Annotated region listings
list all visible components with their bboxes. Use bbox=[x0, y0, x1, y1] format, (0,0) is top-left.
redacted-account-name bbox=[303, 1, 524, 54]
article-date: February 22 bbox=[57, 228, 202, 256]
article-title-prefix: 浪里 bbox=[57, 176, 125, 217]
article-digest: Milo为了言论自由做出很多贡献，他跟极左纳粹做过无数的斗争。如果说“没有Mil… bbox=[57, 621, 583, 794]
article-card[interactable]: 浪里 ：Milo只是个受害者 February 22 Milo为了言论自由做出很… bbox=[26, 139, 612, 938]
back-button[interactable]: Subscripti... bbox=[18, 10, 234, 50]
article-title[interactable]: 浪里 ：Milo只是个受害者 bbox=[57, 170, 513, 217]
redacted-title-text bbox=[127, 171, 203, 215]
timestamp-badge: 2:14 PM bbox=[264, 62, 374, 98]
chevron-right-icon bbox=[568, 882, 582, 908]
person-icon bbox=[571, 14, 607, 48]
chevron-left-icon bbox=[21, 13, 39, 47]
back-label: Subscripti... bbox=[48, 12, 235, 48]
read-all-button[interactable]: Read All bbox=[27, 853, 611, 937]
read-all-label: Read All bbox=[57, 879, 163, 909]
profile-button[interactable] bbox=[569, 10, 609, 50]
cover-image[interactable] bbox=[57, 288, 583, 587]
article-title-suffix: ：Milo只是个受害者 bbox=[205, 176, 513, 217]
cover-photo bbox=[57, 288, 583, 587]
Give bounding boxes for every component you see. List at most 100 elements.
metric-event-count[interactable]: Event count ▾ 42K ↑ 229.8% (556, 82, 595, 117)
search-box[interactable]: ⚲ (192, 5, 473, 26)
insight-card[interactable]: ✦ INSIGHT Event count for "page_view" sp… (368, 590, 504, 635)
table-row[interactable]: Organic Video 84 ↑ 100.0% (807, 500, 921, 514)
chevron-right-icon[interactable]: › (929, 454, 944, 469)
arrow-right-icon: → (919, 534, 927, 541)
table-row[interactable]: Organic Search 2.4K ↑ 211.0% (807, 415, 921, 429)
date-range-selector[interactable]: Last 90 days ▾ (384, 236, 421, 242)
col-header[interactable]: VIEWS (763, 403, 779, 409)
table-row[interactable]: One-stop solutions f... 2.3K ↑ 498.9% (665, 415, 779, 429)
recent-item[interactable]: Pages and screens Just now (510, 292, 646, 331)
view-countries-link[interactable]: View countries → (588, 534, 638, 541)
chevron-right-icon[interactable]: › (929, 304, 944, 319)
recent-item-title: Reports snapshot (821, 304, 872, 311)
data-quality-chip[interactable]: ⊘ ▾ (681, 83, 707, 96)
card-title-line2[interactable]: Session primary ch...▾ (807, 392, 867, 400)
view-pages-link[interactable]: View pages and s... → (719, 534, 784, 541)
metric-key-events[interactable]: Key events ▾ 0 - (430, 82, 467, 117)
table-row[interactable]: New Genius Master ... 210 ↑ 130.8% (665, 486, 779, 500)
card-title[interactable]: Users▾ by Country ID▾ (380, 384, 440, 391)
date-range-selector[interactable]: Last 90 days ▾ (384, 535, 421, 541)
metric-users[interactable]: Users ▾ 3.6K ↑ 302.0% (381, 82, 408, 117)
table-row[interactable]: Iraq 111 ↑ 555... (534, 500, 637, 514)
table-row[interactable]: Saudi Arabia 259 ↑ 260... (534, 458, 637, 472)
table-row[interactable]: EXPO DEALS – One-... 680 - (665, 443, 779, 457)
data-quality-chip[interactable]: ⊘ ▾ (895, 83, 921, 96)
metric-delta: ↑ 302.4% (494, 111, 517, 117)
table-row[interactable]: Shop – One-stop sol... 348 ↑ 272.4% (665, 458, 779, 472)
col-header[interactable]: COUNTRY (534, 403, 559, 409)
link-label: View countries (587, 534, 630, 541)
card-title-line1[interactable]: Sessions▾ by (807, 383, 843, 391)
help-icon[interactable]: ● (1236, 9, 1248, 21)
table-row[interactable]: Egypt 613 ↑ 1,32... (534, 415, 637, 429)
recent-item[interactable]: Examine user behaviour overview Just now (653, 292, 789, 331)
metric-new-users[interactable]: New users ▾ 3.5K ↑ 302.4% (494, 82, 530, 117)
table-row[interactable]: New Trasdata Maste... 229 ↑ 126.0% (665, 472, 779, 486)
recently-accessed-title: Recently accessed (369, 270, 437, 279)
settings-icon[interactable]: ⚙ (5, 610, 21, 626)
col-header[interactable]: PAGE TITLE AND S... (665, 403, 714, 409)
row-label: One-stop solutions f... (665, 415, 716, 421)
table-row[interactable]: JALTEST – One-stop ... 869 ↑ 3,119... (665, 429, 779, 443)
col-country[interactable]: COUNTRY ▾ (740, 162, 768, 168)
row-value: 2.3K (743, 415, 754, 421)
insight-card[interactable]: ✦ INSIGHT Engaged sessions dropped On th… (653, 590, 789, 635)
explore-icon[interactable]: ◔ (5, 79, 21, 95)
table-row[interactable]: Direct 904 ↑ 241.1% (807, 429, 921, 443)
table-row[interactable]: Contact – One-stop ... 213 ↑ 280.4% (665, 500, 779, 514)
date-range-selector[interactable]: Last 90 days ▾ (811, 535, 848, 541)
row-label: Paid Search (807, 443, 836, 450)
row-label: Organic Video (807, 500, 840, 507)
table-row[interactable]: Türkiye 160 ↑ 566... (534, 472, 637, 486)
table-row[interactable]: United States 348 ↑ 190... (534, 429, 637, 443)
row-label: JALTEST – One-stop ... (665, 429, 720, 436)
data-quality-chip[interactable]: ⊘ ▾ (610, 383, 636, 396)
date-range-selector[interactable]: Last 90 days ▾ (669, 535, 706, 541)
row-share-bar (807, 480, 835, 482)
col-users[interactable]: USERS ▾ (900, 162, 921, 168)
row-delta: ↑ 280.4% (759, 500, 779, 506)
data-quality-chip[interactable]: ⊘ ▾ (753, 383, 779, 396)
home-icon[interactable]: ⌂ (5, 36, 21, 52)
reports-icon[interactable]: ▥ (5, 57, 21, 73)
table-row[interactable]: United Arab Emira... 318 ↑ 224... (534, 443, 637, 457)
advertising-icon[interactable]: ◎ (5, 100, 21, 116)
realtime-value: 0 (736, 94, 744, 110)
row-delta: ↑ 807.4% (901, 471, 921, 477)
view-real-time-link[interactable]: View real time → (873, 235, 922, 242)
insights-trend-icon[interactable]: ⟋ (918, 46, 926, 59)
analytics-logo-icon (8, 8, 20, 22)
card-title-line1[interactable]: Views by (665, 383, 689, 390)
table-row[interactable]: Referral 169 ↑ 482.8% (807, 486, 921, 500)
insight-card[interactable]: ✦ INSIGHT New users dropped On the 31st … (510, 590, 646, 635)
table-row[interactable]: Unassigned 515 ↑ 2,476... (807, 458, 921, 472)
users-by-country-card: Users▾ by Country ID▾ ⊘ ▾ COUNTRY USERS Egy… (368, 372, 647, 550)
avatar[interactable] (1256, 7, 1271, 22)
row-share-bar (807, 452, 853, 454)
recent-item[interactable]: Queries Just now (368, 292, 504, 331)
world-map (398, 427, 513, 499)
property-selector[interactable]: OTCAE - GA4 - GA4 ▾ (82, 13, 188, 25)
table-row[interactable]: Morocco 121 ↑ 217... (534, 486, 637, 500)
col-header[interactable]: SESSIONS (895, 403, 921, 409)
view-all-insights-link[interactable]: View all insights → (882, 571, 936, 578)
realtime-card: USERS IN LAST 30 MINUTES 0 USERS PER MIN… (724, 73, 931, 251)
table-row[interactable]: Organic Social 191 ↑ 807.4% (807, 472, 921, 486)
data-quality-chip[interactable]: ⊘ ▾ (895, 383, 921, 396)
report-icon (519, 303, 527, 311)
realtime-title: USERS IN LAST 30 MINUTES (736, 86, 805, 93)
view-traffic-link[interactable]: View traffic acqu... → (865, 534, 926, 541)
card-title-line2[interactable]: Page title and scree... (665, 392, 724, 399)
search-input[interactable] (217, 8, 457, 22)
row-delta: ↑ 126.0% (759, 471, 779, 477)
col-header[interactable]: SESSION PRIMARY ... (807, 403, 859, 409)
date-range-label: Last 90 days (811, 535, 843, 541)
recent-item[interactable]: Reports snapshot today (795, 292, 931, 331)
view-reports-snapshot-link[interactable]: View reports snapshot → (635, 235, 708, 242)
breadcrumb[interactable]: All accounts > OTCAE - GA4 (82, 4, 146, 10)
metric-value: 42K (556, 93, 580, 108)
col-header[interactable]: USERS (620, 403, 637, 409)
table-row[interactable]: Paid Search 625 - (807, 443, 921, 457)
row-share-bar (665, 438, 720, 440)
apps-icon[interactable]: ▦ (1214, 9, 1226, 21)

# Job
Reproduce everything from the start of the data down through the line containing "table-row[interactable]: One-stop solutions", substituting "Read More" for each "Read All" and leaving all else unchanged.

# Correct response
list all visible components with their bboxes. Use bbox=[x0, y0, x1, y1] format, (0,0) is top-left.
redacted-account-name bbox=[303, 1, 524, 54]
article-date: February 22 bbox=[57, 228, 202, 256]
article-title-prefix: 浪里 bbox=[57, 176, 125, 217]
article-digest: Milo为了言论自由做出很多贡献，他跟极左纳粹做过无数的斗争。如果说“没有Mil… bbox=[57, 621, 583, 794]
article-card[interactable]: 浪里 ：Milo只是个受害者 February 22 Milo为了言论自由做出很… bbox=[26, 139, 612, 938]
back-button[interactable]: Subscripti... bbox=[18, 10, 234, 50]
article-title[interactable]: 浪里 ：Milo只是个受害者 bbox=[57, 170, 513, 217]
redacted-title-text bbox=[127, 171, 203, 215]
timestamp-badge: 2:14 PM bbox=[264, 62, 374, 98]
chevron-right-icon bbox=[568, 882, 582, 908]
person-icon bbox=[571, 14, 607, 48]
chevron-left-icon bbox=[21, 13, 39, 47]
back-label: Subscripti... bbox=[48, 12, 235, 48]
read-all-button[interactable]: Read More bbox=[27, 853, 611, 937]
read-all-label: Read More bbox=[57, 879, 163, 909]
profile-button[interactable] bbox=[569, 10, 609, 50]
cover-image[interactable] bbox=[57, 288, 583, 587]
article-title-suffix: ：Milo只是个受害者 bbox=[205, 176, 513, 217]
cover-photo bbox=[57, 288, 583, 587]
Give bounding boxes for every component you see. List at most 100 elements.
metric-event-count[interactable]: Event count ▾ 42K ↑ 229.8% (556, 82, 595, 117)
search-box[interactable]: ⚲ (192, 5, 473, 26)
insight-card[interactable]: ✦ INSIGHT Event count for "page_view" sp… (368, 590, 504, 635)
table-row[interactable]: Organic Video 84 ↑ 100.0% (807, 500, 921, 514)
chevron-right-icon[interactable]: › (929, 454, 944, 469)
arrow-right-icon: → (919, 534, 927, 541)
table-row[interactable]: Organic Search 2.4K ↑ 211.0% (807, 415, 921, 429)
date-range-selector[interactable]: Last 90 days ▾ (384, 236, 421, 242)
col-header[interactable]: VIEWS (763, 403, 779, 409)
table-row[interactable]: One-stop solutions f... 2.3K ↑ 498.9% (665, 415, 779, 429)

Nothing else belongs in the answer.